Data lines:
----------------

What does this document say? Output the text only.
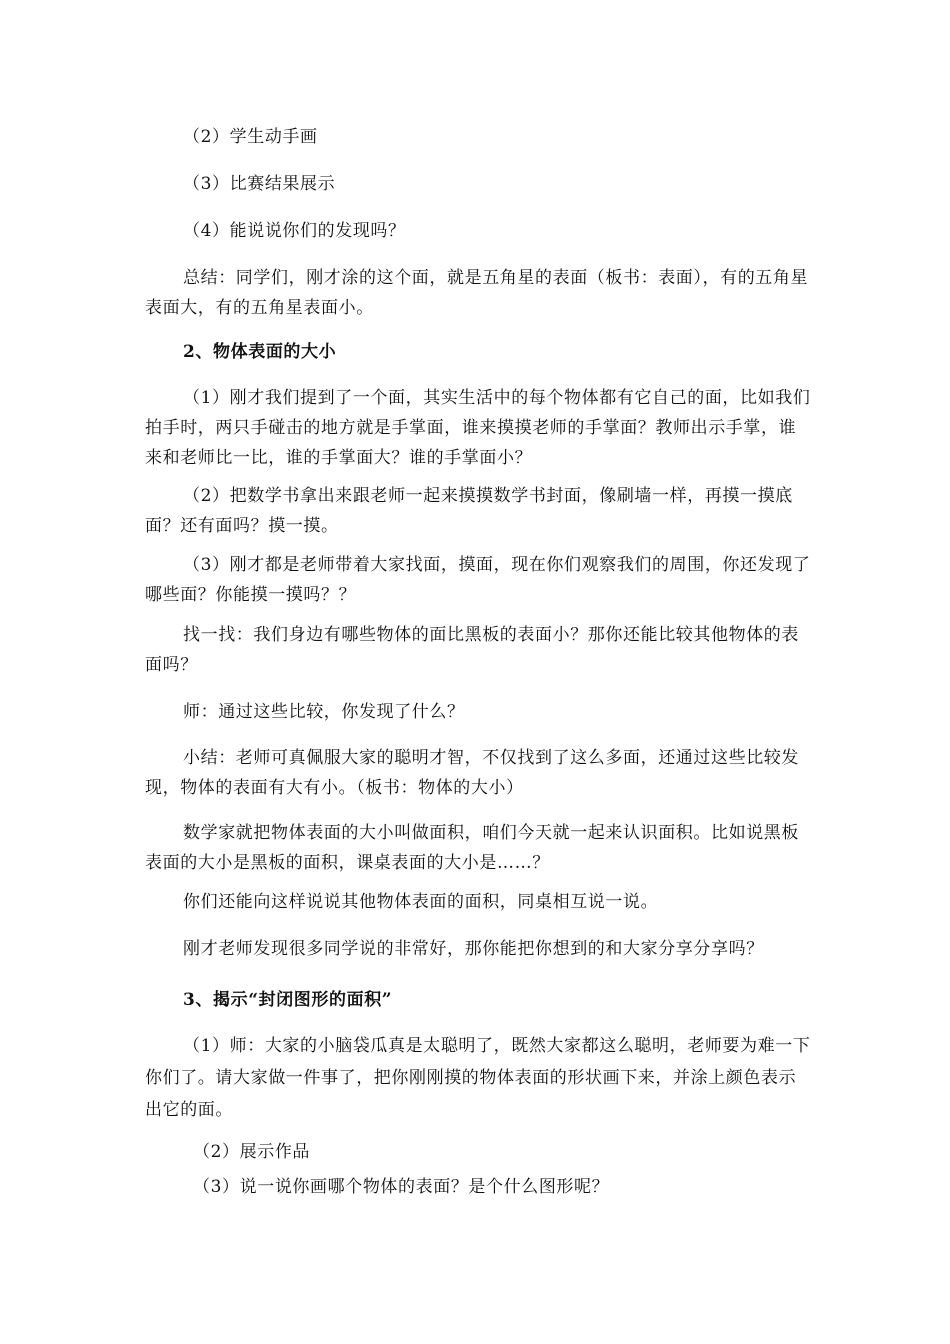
（2）学生动手画

（3）比赛结果展示

（4）能说说你们的发现吗？

总结：同学们，刚才涂的这个面，就是五角星的表面（板书：表面），有的五角星表面大，有的五角星表面小。

2、物体表面的大小

（1）刚才我们提到了一个面，其实生活中的每个物体都有它自己的面，比如我们拍手时，两只手碰击的地方就是手掌面，谁来摸摸老师的手掌面？教师出示手掌，谁来和老师比一比，谁的手掌面大？谁的手掌面小？

（2）把数学书拿出来跟老师一起来摸摸数学书封面，像刷墙一样，再摸一摸底面？还有面吗？摸一摸。

（3）刚才都是老师带着大家找面，摸面，现在你们观察我们的周围，你还发现了哪些面？你能摸一摸吗？？

找一找：我们身边有哪些物体的面比黑板的表面小？那你还能比较其他物体的表面吗？

师：通过这些比较，你发现了什么？

小结：老师可真佩服大家的聪明才智，不仅找到了这么多面，还通过这些比较发现，物体的表面有大有小。（板书：物体的大小）

数学家就把物体表面的大小叫做面积，咱们今天就一起来认识面积。比如说黑板表面的大小是黑板的面积，课桌表面的大小是……？

你们还能向这样说说其他物体表面的面积，同桌相互说一说。

刚才老师发现很多同学说的非常好，那你能把你想到的和大家分享分享吗？

3、揭示“封闭图形的面积”

（1）师：大家的小脑袋瓜真是太聪明了，既然大家都这么聪明，老师要为难一下你们了。请大家做一件事了，把你刚刚摸的物体表面的形状画下来，并涂上颜色表示出它的面。

（2）展示作品

（3）说一说你画哪个物体的表面？是个什么图形呢？
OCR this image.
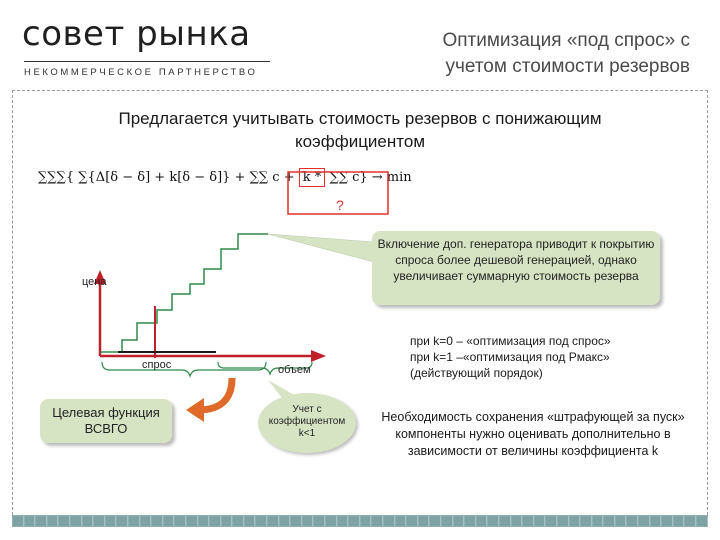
совет рынка
НЕКОММЕРЧЕСКОЕ ПАРТНЕРСТВО
Оптимизация «под спрос» с
учетом стоимости резервов
Предлагается учитывать стоимость резервов с понижающим
коэффициентом
∑∑∑{ ∑{Δ[δ − δ] + k[δ − δ]} + ∑∑ c + k * ∑∑ c} → min
?
цена
спрос	объем
Включение доп. генератора приводит к покрытию спроса более дешевой генерацией, однако увеличивает суммарную стоимость резерва
при k=0 – «оптимизация под спрос»
при k=1 –«оптимизация под Pмакс»
(действующий порядок)
Целевая функция
ВСВГО
Учет с
коэффициентом
k<1
Необходимость сохранения «штрафующей за пуск» компоненты нужно оценивать дополнительно в зависимости от величины коэффициента k
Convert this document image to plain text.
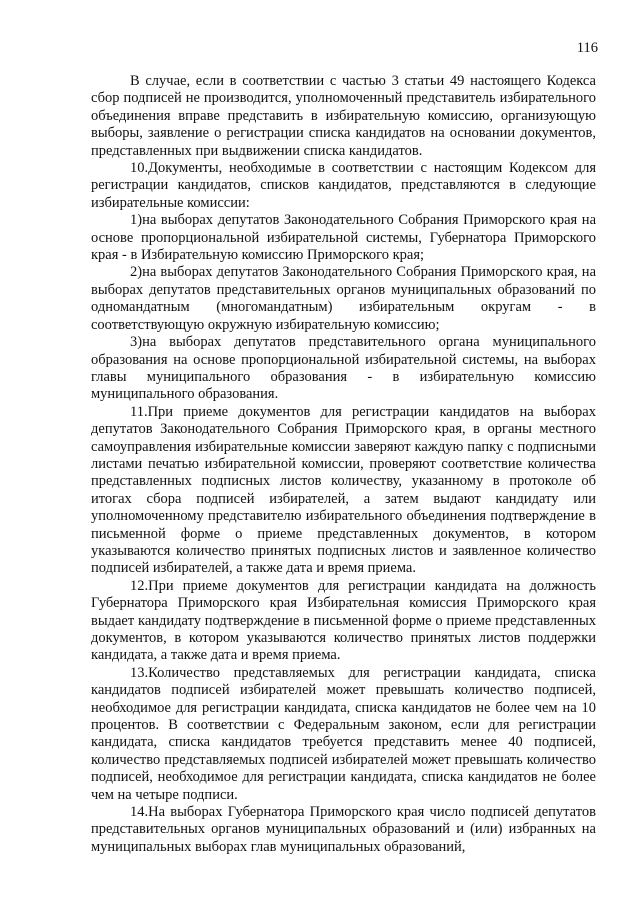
116

В случае, если в соответствии с частью 3 статьи 49 настоящего Кодекса сбор подписей не производится, уполномоченный представитель избирательного объединения вправе представить в избирательную комиссию, организующую выборы, заявление о регистрации списка кандидатов на основании документов, представленных при выдвижении списка кандидатов.

10.Документы, необходимые в соответствии с настоящим Кодексом для регистрации кандидатов, списков кандидатов, представляются в следующие избирательные комиссии:

1)на выборах депутатов Законодательного Собрания Приморского края на основе пропорциональной избирательной системы, Губернатора Приморского края - в Избирательную комиссию Приморского края;

2)на выборах депутатов Законодательного Собрания Приморского края, на выборах депутатов представительных органов муниципальных образований по одномандатным (многомандатным) избирательным округам - в соответствующую окружную избирательную комиссию;

3)на выборах депутатов представительного органа муниципального образования на основе пропорциональной избирательной системы, на выборах главы муниципального образования - в избирательную комиссию муниципального образования.

11.При приеме документов для регистрации кандидатов на выборах депутатов Законодательного Собрания Приморского края, в органы местного самоуправления избирательные комиссии заверяют каждую папку с подписными листами печатью избирательной комиссии, проверяют соответствие количества представленных подписных листов количеству, указанному в протоколе об итогах сбора подписей избирателей, а затем выдают кандидату или уполномоченному представителю избирательного объединения подтверждение в письменной форме о приеме представленных документов, в котором указываются количество принятых подписных листов и заявленное количество подписей избирателей, а также дата и время приема.

12.При приеме документов для регистрации кандидата на должность Губернатора Приморского края Избирательная комиссия Приморского края выдает кандидату подтверждение в письменной форме о приеме представленных документов, в котором указываются количество принятых листов поддержки кандидата, а также дата и время приема.

13.Количество представляемых для регистрации кандидата, списка кандидатов подписей избирателей может превышать количество подписей, необходимое для регистрации кандидата, списка кандидатов не более чем на 10 процентов. В соответствии с Федеральным законом, если для регистрации кандидата, списка кандидатов требуется представить менее 40 подписей, количество представляемых подписей избирателей может превышать количество подписей, необходимое для регистрации кандидата, списка кандидатов не более чем на четыре подписи.

14.На выборах Губернатора Приморского края число подписей депутатов представительных органов муниципальных образований и (или) избранных на муниципальных выборах глав муниципальных образований,
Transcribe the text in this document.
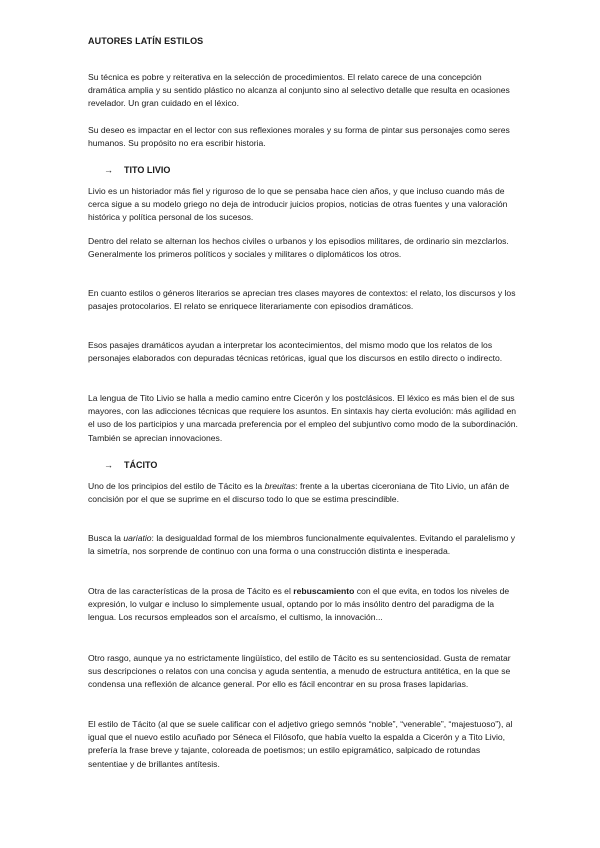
AUTORES LATÍN ESTILOS

Su técnica es pobre y reiterativa en la selección de procedimientos. El relato carece de una concepción dramática amplia y su sentido plástico no alcanza al conjunto sino al selectivo detalle que resulta en ocasiones revelador. Un gran cuidado en el léxico.

Su deseo es impactar en el lector con sus reflexiones morales y su forma de pintar sus personajes como seres humanos. Su propósito no era escribir historia.

→ TITO LIVIO

Livio es un historiador más fiel y riguroso de lo que se pensaba hace cien años, y que incluso cuando más de cerca sigue a su modelo griego no deja de introducir juicios propios, noticias de otras fuentes y una valoración histórica y política personal de los sucesos.

Dentro del relato se alternan los hechos civiles o urbanos y los episodios militares, de ordinario sin mezclarlos. Generalmente los primeros políticos y sociales y militares o diplomáticos los otros.

En cuanto estilos o géneros literarios se aprecian tres clases mayores de contextos: el relato, los discursos y los pasajes protocolarios. El relato se enriquece literariamente con episodios dramáticos.

Esos pasajes dramáticos ayudan a interpretar los acontecimientos, del mismo modo que los relatos de los personajes elaborados con depuradas técnicas retóricas, igual que los discursos en estilo directo o indirecto.

La lengua de Tito Livio se halla a medio camino entre Cicerón y los postclásicos. El léxico es más bien el de sus mayores, con las adicciones técnicas que requiere los asuntos. En sintaxis hay cierta evolución: más agilidad en el uso de los participios y una marcada preferencia por el empleo del subjuntivo como modo de la subordinación. También se aprecian innovaciones.

→ TÁCITO

Uno de los principios del estilo de Tácito es la breuitas: frente a la ubertas ciceroniana de Tito Livio, un afán de concisión por el que se suprime en el discurso todo lo que se estima prescindible.

Busca la uariatio: la desigualdad formal de los miembros funcionalmente equivalentes. Evitando el paralelismo y la simetría, nos sorprende de continuo con una forma o una construcción distinta e inesperada.

Otra de las características de la prosa de Tácito es el rebuscamiento con el que evita, en todos los niveles de expresión, lo vulgar e incluso lo simplemente usual, optando por lo más insólito dentro del paradigma de la lengua. Los recursos empleados son el arcaísmo, el cultismo, la innovación...

Otro rasgo, aunque ya no estrictamente lingüístico, del estilo de Tácito es su sentenciosidad. Gusta de rematar sus descripciones o relatos con una concisa y aguda sententia, a menudo de estructura antitética, en la que se condensa una reflexión de alcance general. Por ello es fácil encontrar en su prosa frases lapidarias.

El estilo de Tácito (al que se suele calificar con el adjetivo griego semnós “noble”, “venerable”, “majestuoso”), al igual que el nuevo estilo acuñado por Séneca el Filósofo, que había vuelto la espalda a Cicerón y a Tito Livio, prefería la frase breve y tajante, coloreada de poetismos; un estilo epigramático, salpicado de rotundas sententiae y de brillantes antítesis.
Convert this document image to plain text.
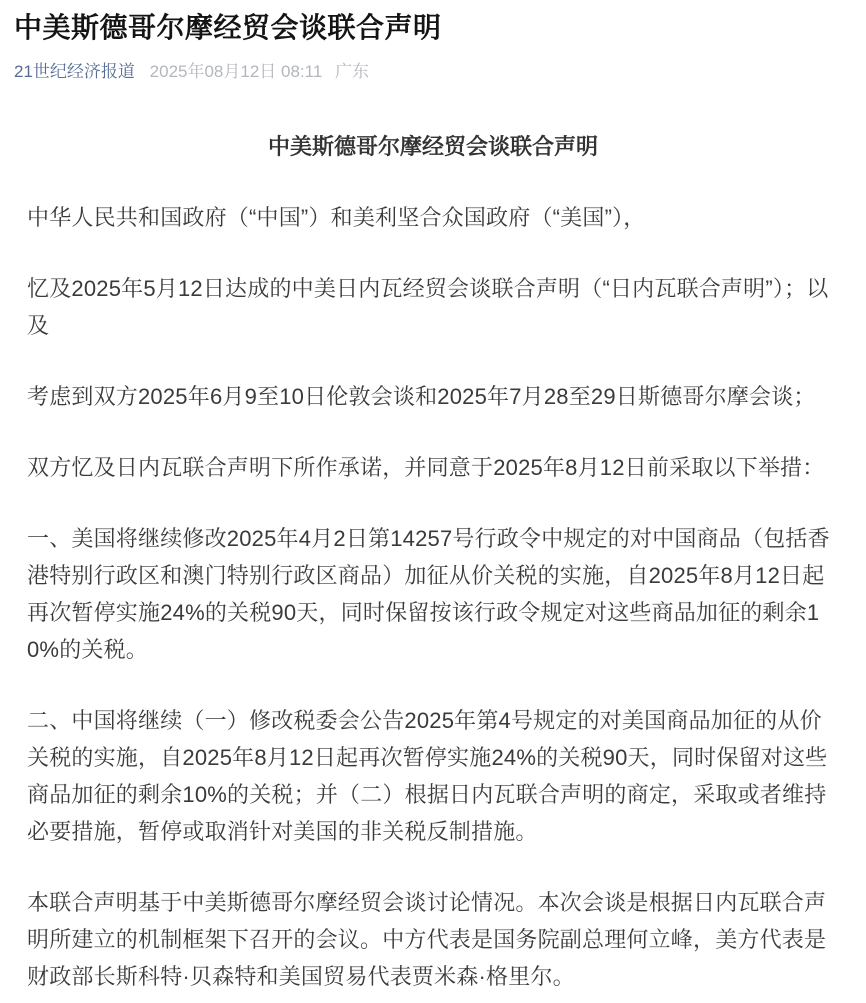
中美斯德哥尔摩经贸会谈联合声明
21世纪经济报道 2025年08月12日 08:11 广东
中美斯德哥尔摩经贸会谈联合声明

中华人民共和国政府（“中国”）和美利坚合众国政府（“美国”），

忆及2025年5月12日达成的中美日内瓦经贸会谈联合声明（“日内瓦联合声明”）；以及

考虑到双方2025年6月9至10日伦敦会谈和2025年7月28至29日斯德哥尔摩会谈；

双方忆及日内瓦联合声明下所作承诺，并同意于2025年8月12日前采取以下举措：

一、美国将继续修改2025年4月2日第14257号行政令中规定的对中国商品（包括香港特别行政区和澳门特别行政区商品）加征从价关税的实施，自2025年8月12日起再次暂停实施24%的关税90天，同时保留按该行政令规定对这些商品加征的剩余10%的关税。

二、中国将继续（一）修改税委会公告2025年第4号规定的对美国商品加征的从价关税的实施，自2025年8月12日起再次暂停实施24%的关税90天，同时保留对这些商品加征的剩余10%的关税；并（二）根据日内瓦联合声明的商定，采取或者维持必要措施，暂停或取消针对美国的非关税反制措施。

本联合声明基于中美斯德哥尔摩经贸会谈讨论情况。本次会谈是根据日内瓦联合声明所建立的机制框架下召开的会议。中方代表是国务院副总理何立峰，美方代表是财政部长斯科特·贝森特和美国贸易代表贾米森·格里尔。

----------------

Exercise task: Look through the entries above. Extract each line with the word "резервов".

Finished task:
учетом стоимости резервов
Предлагается учитывать стоимость резервов с понижающим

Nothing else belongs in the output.